***** DATA ROWS
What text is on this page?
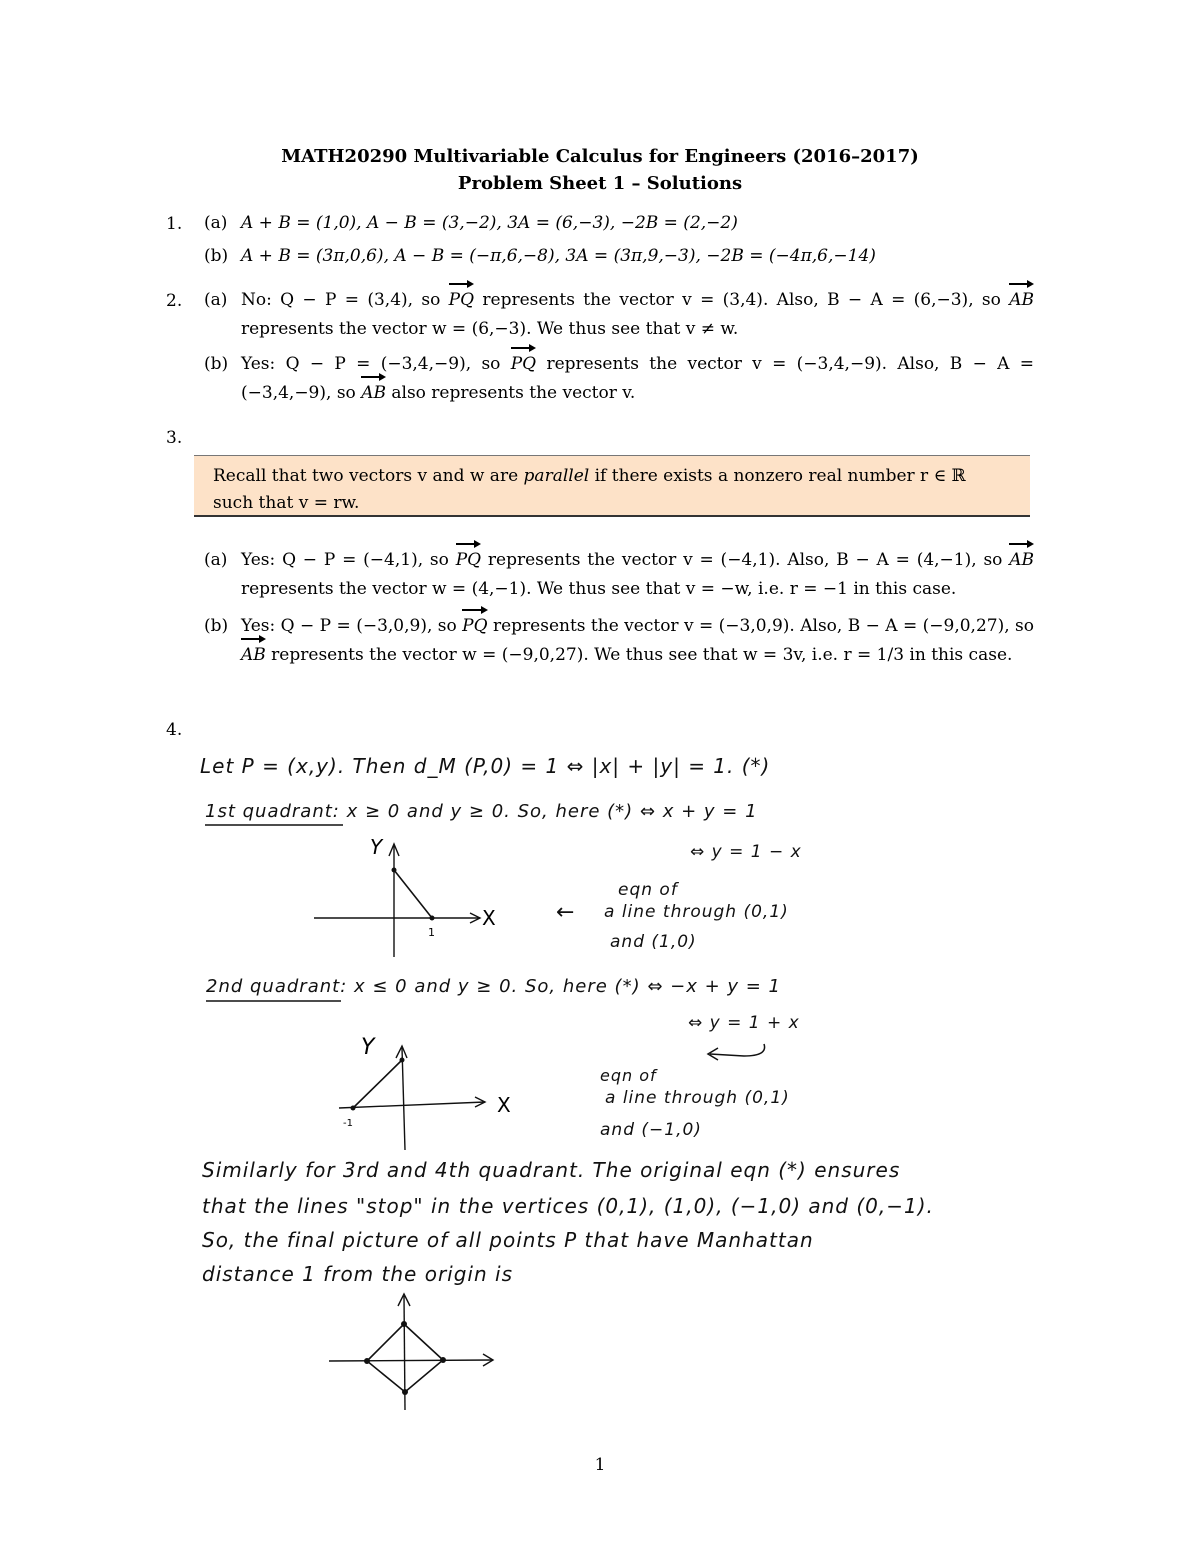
MATH20290 Multivariable Calculus for Engineers (2016–2017)
Problem Sheet 1 – Solutions
1. (a) A + B = (1,0), A − B = (3,−2), 3A = (6,−3), −2B = (2,−2)
(b) A + B = (3π,0,6), A − B = (−π,6,−8), 3A = (3π,9,−3), −2B = (−4π,6,−14)
2. (a) No: Q − P = (3,4), so PQ represents the vector v = (3,4). Also, B − A = (6,−3), so AB represents the vector w = (6,−3). We thus see that v ≠ w.
(b) Yes: Q − P = (−3,4,−9), so PQ represents the vector v = (−3,4,−9). Also, B − A = (−3,4,−9), so AB also represents the vector v.
3.
Recall that two vectors v and w are parallel if there exists a nonzero real number r ∈ ℝ such that v = rw.
(a) Yes: Q − P = (−4,1), so PQ represents the vector v = (−4,1). Also, B − A = (4,−1), so AB represents the vector w = (4,−1). We thus see that v = −w, i.e. r = −1 in this case.
(b) Yes: Q − P = (−3,0,9), so PQ represents the vector v = (−3,0,9). Also, B − A = (−9,0,27), so AB represents the vector w = (−9,0,27). We thus see that w = 3v, i.e. r = 1/3 in this case.
4.
Let P = (x,y). Then d_M (P,0) = 1 ⇔ |x| + |y| = 1. (*)
1st quadrant: x ≥ 0 and y ≥ 0. So, here (*) ⇔ x + y = 1
⇔ y = 1 − x
eqn of
a line through (0,1)
and (1,0)
←
Y
X
1
2nd quadrant: x ≤ 0 and y ≥ 0. So, here (*) ⇔ −x + y = 1
⇔ y = 1 + x
eqn of
a line through (0,1)
and (−1,0)
Y
X
-1
Similarly for 3rd and 4th quadrant. The original eqn (*) ensures
that the lines "stop" in the vertices (0,1), (1,0), (−1,0) and (0,−1).
So, the final picture of all points P that have Manhattan
distance 1 from the origin is
1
**********
Consider the entries above and return each line with the string "Also".

- _RESPONSE TO THIS TASK_:
2. (a) No: Q − P = (3,4), so PQ represents the vector v = (3,4). Also, B − A = (6,−3), so AB represents the vector w = (6,−3). We thus see that v ≠ w.
(b) Yes: Q − P = (−3,4,−9), so PQ represents the vector v = (−3,4,−9). Also, B − A = (−3,4,−9), so AB also represents the vector v.
(a) Yes: Q − P = (−4,1), so PQ represents the vector v = (−4,1). Also, B − A = (4,−1), so AB represents the vector w = (4,−1). We thus see that v = −w, i.e. r = −1 in this case.
(b) Yes: Q − P = (−3,0,9), so PQ represents the vector v = (−3,0,9). Also, B − A = (−9,0,27), so AB represents the vector w = (−9,0,27). We thus see that w = 3v, i.e. r = 1/3 in this case.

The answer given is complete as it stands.